OBJECTIVE -> From the listing, collect all lines containing the word "this".

MATERIAL SHOWN ->
^^^^
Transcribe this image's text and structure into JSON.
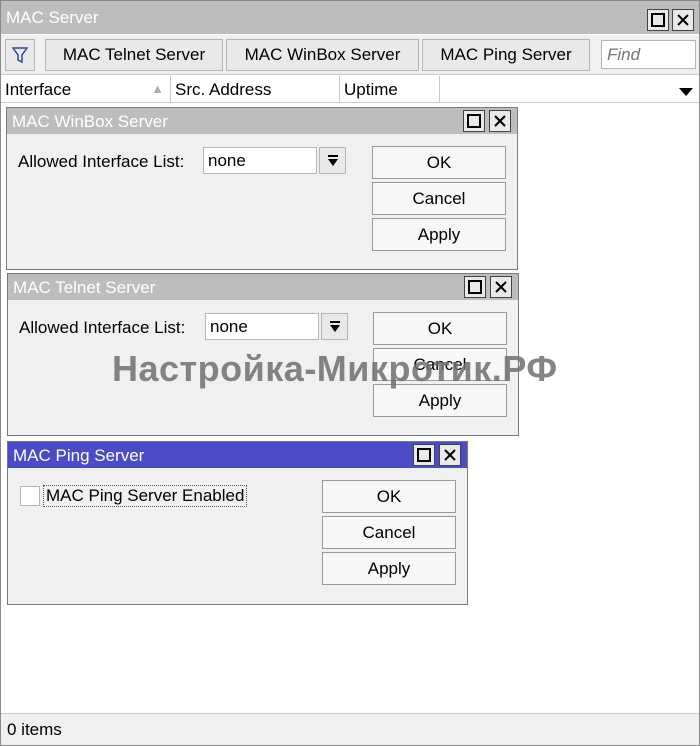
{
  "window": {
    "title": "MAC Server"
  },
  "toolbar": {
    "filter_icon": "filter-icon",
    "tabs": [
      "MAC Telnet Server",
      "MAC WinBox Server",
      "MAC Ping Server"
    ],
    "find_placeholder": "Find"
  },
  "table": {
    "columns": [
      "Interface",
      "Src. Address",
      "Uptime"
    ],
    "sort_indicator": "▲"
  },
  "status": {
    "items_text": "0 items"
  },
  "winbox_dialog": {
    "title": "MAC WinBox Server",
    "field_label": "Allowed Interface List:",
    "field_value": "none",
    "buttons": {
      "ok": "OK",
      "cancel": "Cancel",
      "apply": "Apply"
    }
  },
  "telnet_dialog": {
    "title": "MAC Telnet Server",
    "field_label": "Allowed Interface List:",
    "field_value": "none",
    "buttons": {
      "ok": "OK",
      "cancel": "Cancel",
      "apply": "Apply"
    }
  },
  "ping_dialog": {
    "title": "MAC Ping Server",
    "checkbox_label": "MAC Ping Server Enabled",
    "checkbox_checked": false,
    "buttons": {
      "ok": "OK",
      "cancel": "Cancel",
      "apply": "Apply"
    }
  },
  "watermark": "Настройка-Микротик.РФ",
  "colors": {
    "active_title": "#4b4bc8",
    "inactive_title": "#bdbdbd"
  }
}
^^^^
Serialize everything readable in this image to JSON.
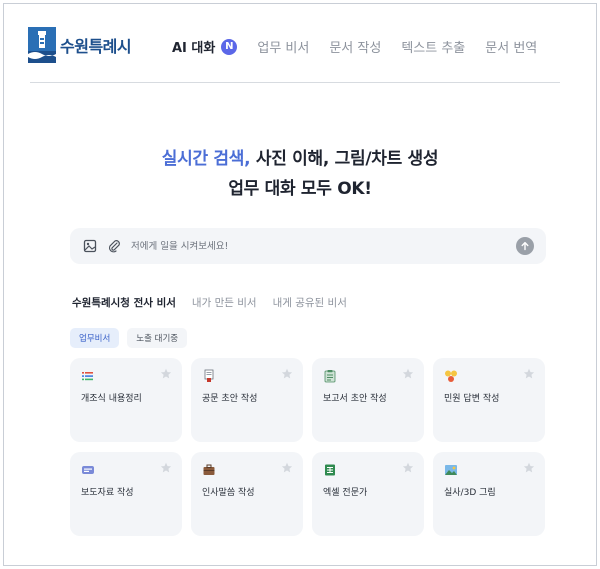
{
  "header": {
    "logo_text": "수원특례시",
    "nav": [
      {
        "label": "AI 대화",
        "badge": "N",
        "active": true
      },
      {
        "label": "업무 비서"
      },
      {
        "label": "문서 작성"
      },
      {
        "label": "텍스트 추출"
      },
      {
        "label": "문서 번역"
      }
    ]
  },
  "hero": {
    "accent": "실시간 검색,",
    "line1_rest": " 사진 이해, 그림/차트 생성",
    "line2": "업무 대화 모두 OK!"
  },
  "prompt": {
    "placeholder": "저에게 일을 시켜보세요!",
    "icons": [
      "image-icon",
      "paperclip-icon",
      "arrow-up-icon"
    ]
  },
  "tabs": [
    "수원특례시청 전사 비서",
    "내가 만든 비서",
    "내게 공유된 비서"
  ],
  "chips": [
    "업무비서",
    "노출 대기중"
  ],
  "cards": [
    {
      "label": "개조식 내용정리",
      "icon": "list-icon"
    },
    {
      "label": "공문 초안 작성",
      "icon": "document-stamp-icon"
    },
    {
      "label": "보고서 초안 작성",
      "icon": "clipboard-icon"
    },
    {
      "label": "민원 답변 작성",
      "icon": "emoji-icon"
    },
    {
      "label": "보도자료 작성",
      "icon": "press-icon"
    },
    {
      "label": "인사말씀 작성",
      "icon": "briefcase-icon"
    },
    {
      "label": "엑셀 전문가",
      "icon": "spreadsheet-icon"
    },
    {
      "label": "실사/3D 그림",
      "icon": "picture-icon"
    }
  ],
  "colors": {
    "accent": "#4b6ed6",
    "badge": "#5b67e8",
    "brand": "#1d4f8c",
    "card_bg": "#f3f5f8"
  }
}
^^^^
REPLY TO THE TASK ->
Transcribe this image's text and structure into JSON.
Serialize everything readable in this image to JSON.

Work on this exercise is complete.